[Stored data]
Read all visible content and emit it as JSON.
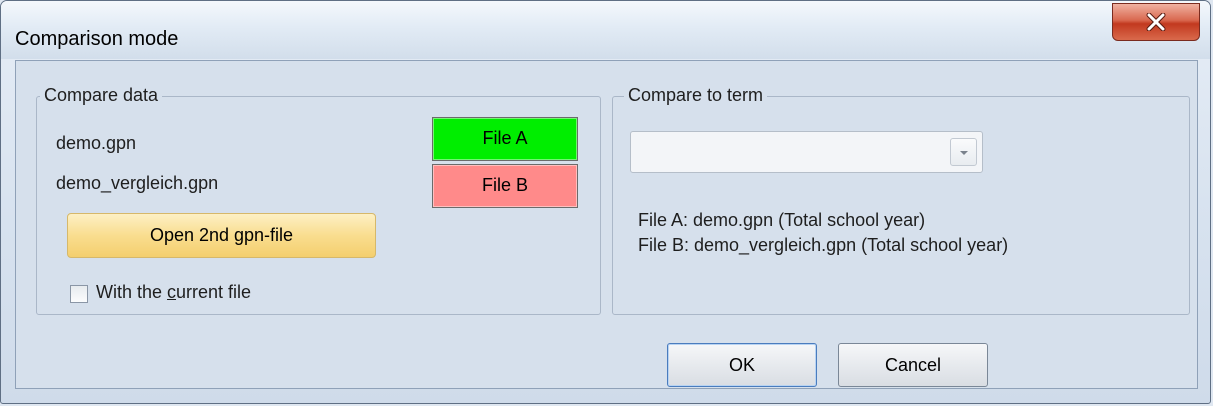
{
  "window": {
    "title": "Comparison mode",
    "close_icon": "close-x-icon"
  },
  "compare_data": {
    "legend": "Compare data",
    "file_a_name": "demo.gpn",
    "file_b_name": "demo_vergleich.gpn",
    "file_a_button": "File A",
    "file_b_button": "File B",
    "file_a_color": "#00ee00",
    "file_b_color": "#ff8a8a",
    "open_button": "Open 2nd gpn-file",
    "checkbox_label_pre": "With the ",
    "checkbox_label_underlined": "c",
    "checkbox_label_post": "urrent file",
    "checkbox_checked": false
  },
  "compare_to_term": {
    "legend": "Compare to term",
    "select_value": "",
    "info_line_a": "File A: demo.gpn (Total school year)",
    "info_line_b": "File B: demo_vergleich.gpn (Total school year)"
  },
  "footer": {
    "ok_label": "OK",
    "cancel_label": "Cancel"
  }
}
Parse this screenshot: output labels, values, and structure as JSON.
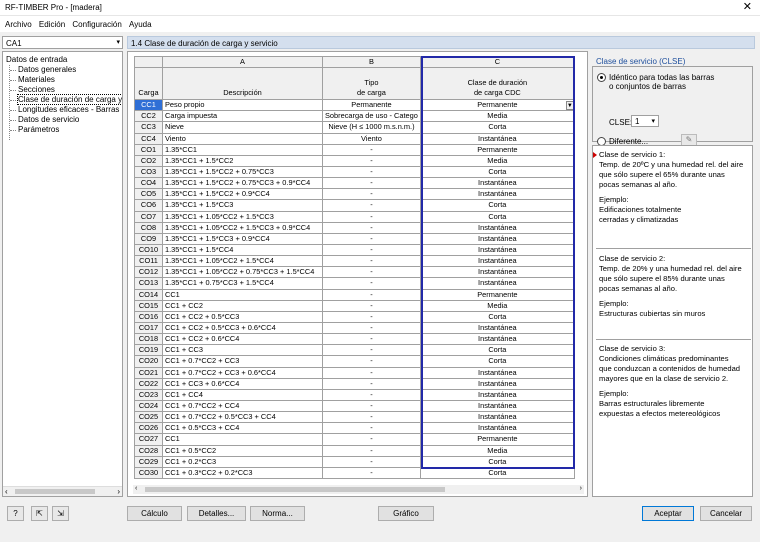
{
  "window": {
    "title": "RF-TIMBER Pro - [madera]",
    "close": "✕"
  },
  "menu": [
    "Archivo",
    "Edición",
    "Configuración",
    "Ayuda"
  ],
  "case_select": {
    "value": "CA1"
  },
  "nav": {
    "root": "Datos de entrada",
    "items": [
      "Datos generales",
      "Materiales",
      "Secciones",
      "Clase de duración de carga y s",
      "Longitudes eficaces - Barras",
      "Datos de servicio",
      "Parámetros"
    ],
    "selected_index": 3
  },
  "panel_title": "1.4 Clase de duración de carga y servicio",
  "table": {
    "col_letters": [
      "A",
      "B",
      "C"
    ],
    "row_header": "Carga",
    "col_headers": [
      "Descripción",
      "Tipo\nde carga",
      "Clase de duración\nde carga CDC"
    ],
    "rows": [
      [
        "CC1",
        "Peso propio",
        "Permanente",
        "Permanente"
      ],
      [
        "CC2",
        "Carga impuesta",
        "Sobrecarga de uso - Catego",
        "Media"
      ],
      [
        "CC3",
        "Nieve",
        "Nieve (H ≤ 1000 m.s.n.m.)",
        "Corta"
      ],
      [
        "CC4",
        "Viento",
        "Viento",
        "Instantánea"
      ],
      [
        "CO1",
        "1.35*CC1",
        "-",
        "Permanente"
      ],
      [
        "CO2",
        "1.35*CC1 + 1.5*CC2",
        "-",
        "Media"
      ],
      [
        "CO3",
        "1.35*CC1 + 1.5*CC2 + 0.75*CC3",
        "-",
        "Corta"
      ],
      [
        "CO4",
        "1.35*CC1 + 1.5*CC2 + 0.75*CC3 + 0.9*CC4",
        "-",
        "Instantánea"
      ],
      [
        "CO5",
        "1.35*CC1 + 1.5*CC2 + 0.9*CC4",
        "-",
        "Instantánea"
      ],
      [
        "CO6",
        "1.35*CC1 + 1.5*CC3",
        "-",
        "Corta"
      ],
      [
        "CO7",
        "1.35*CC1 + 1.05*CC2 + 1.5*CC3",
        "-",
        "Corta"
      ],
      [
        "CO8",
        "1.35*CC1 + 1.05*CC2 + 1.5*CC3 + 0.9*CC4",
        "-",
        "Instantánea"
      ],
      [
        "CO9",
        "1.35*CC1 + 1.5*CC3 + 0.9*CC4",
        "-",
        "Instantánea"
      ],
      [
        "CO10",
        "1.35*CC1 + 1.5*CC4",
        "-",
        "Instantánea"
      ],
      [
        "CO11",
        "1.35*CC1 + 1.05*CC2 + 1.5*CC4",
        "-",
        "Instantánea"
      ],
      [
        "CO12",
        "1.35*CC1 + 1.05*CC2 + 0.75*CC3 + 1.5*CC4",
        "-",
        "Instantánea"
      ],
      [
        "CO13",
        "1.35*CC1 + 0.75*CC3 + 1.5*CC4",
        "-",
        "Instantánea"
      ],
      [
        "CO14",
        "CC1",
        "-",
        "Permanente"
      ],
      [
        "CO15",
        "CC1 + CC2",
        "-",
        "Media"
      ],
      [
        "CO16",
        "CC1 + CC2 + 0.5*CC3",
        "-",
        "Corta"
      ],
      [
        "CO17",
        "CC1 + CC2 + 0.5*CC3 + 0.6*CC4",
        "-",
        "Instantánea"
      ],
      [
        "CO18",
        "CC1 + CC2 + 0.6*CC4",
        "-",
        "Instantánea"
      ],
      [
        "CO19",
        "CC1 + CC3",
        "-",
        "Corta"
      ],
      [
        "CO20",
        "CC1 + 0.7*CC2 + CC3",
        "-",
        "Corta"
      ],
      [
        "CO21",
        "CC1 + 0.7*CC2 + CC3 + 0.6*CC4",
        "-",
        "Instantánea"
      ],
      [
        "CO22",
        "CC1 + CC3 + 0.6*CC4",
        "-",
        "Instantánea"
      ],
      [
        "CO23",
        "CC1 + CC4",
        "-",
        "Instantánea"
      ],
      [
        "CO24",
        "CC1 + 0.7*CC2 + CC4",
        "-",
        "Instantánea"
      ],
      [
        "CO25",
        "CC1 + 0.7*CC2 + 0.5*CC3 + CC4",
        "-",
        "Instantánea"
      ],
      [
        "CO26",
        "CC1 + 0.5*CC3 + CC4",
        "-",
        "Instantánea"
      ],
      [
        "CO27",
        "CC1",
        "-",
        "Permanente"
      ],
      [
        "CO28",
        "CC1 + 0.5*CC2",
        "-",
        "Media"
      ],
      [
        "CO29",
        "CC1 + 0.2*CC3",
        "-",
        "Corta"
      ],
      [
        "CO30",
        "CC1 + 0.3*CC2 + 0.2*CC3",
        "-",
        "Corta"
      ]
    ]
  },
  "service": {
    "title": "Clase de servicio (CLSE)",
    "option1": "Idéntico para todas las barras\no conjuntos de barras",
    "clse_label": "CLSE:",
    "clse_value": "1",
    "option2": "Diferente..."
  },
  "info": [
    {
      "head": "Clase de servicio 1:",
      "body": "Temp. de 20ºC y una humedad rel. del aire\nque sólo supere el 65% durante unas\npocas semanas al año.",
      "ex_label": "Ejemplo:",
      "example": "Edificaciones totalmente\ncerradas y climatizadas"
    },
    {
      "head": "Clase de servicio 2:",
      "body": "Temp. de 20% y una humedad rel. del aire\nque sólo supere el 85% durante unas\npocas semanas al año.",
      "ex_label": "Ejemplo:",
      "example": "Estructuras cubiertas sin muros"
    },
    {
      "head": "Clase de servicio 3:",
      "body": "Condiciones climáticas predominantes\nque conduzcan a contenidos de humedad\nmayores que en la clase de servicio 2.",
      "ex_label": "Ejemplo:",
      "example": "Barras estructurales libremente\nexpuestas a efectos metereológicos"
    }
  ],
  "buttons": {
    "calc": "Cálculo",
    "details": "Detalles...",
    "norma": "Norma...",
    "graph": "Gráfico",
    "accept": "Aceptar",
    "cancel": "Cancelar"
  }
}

_GIVEN REQUEST_
Repeat each entry exactly as given; no pictures belong in the copy.

_EXERCISE RESPONSE_
Read all visible content and emit it as JSON.
{
  "window": {
    "title": "Comparison mode",
    "close_icon": "close-x-icon"
  },
  "compare_data": {
    "legend": "Compare data",
    "file_a_name": "demo.gpn",
    "file_b_name": "demo_vergleich.gpn",
    "file_a_button": "File A",
    "file_b_button": "File B",
    "file_a_color": "#00ee00",
    "file_b_color": "#ff8a8a",
    "open_button": "Open 2nd gpn-file",
    "checkbox_label_pre": "With the ",
    "checkbox_label_underlined": "c",
    "checkbox_label_post": "urrent file",
    "checkbox_checked": false
  },
  "compare_to_term": {
    "legend": "Compare to term",
    "select_value": "",
    "info_line_a": "File A: demo.gpn (Total school year)",
    "info_line_b": "File B: demo_vergleich.gpn (Total school year)"
  },
  "footer": {
    "ok_label": "OK",
    "cancel_label": "Cancel"
  }
}
Parse this screenshot: output labels, values, and structure as JSON.
{
  "window": {
    "title": "RF-TIMBER Pro - [madera]",
    "close": "✕"
  },
  "menu": [
    "Archivo",
    "Edición",
    "Configuración",
    "Ayuda"
  ],
  "case_select": {
    "value": "CA1"
  },
  "nav": {
    "root": "Datos de entrada",
    "items": [
      "Datos generales",
      "Materiales",
      "Secciones",
      "Clase de duración de carga y s",
      "Longitudes eficaces - Barras",
      "Datos de servicio",
      "Parámetros"
    ],
    "selected_index": 3
  },
  "panel_title": "1.4 Clase de duración de carga y servicio",
  "table": {
    "col_letters": [
      "A",
      "B",
      "C"
    ],
    "row_header": "Carga",
    "col_headers": [
      "Descripción",
      "Tipo\nde carga",
      "Clase de duración\nde carga CDC"
    ],
    "rows": [
      [
        "CC1",
        "Peso propio",
        "Permanente",
        "Permanente"
      ],
      [
        "CC2",
        "Carga impuesta",
        "Sobrecarga de uso - Catego",
        "Media"
      ],
      [
        "CC3",
        "Nieve",
        "Nieve (H ≤ 1000 m.s.n.m.)",
        "Corta"
      ],
      [
        "CC4",
        "Viento",
        "Viento",
        "Instantánea"
      ],
      [
        "CO1",
        "1.35*CC1",
        "-",
        "Permanente"
      ],
      [
        "CO2",
        "1.35*CC1 + 1.5*CC2",
        "-",
        "Media"
      ],
      [
        "CO3",
        "1.35*CC1 + 1.5*CC2 + 0.75*CC3",
        "-",
        "Corta"
      ],
      [
        "CO4",
        "1.35*CC1 + 1.5*CC2 + 0.75*CC3 + 0.9*CC4",
        "-",
        "Instantánea"
      ],
      [
        "CO5",
        "1.35*CC1 + 1.5*CC2 + 0.9*CC4",
        "-",
        "Instantánea"
      ],
      [
        "CO6",
        "1.35*CC1 + 1.5*CC3",
        "-",
        "Corta"
      ],
      [
        "CO7",
        "1.35*CC1 + 1.05*CC2 + 1.5*CC3",
        "-",
        "Corta"
      ],
      [
        "CO8",
        "1.35*CC1 + 1.05*CC2 + 1.5*CC3 + 0.9*CC4",
        "-",
        "Instantánea"
      ],
      [
        "CO9",
        "1.35*CC1 + 1.5*CC3 + 0.9*CC4",
        "-",
        "Instantánea"
      ],
      [
        "CO10",
        "1.35*CC1 + 1.5*CC4",
        "-",
        "Instantánea"
      ],
      [
        "CO11",
        "1.35*CC1 + 1.05*CC2 + 1.5*CC4",
        "-",
        "Instantánea"
      ],
      [
        "CO12",
        "1.35*CC1 + 1.05*CC2 + 0.75*CC3 + 1.5*CC4",
        "-",
        "Instantánea"
      ],
      [
        "CO13",
        "1.35*CC1 + 0.75*CC3 + 1.5*CC4",
        "-",
        "Instantánea"
      ],
      [
        "CO14",
        "CC1",
        "-",
        "Permanente"
      ],
      [
        "CO15",
        "CC1 + CC2",
        "-",
        "Media"
      ],
      [
        "CO16",
        "CC1 + CC2 + 0.5*CC3",
        "-",
        "Corta"
      ],
      [
        "CO17",
        "CC1 + CC2 + 0.5*CC3 + 0.6*CC4",
        "-",
        "Instantánea"
      ],
      [
        "CO18",
        "CC1 + CC2 + 0.6*CC4",
        "-",
        "Instantánea"
      ],
      [
        "CO19",
        "CC1 + CC3",
        "-",
        "Corta"
      ],
      [
        "CO20",
        "CC1 + 0.7*CC2 + CC3",
        "-",
        "Corta"
      ],
      [
        "CO21",
        "CC1 + 0.7*CC2 + CC3 + 0.6*CC4",
        "-",
        "Instantánea"
      ],
      [
        "CO22",
        "CC1 + CC3 + 0.6*CC4",
        "-",
        "Instantánea"
      ],
      [
        "CO23",
        "CC1 + CC4",
        "-",
        "Instantánea"
      ],
      [
        "CO24",
        "CC1 + 0.7*CC2 + CC4",
        "-",
        "Instantánea"
      ],
      [
        "CO25",
        "CC1 + 0.7*CC2 + 0.5*CC3 + CC4",
        "-",
        "Instantánea"
      ],
      [
        "CO26",
        "CC1 + 0.5*CC3 + CC4",
        "-",
        "Instantánea"
      ],
      [
        "CO27",
        "CC1",
        "-",
        "Permanente"
      ],
      [
        "CO28",
        "CC1 + 0.5*CC2",
        "-",
        "Media"
      ],
      [
        "CO29",
        "CC1 + 0.2*CC3",
        "-",
        "Corta"
      ],
      [
        "CO30",
        "CC1 + 0.3*CC2 + 0.2*CC3",
        "-",
        "Corta"
      ]
    ]
  },
  "service": {
    "title": "Clase de servicio (CLSE)",
    "option1": "Idéntico para todas las barras\no conjuntos de barras",
    "clse_label": "CLSE:",
    "clse_value": "1",
    "option2": "Diferente..."
  },
  "info": [
    {
      "head": "Clase de servicio 1:",
      "body": "Temp. de 20ºC y una humedad rel. del aire\nque sólo supere el 65% durante unas\npocas semanas al año.",
      "ex_label": "Ejemplo:",
      "example": "Edificaciones totalmente\ncerradas y climatizadas"
    },
    {
      "head": "Clase de servicio 2:",
      "body": "Temp. de 20% y una humedad rel. del aire\nque sólo supere el 85% durante unas\npocas semanas al año.",
      "ex_label": "Ejemplo:",
      "example": "Estructuras cubiertas sin muros"
    },
    {
      "head": "Clase de servicio 3:",
      "body": "Condiciones climáticas predominantes\nque conduzcan a contenidos de humedad\nmayores que en la clase de servicio 2.",
      "ex_label": "Ejemplo:",
      "example": "Barras estructurales libremente\nexpuestas a efectos metereológicos"
    }
  ],
  "buttons": {
    "calc": "Cálculo",
    "details": "Detalles...",
    "norma": "Norma...",
    "graph": "Gráfico",
    "accept": "Aceptar",
    "cancel": "Cancelar"
  }
}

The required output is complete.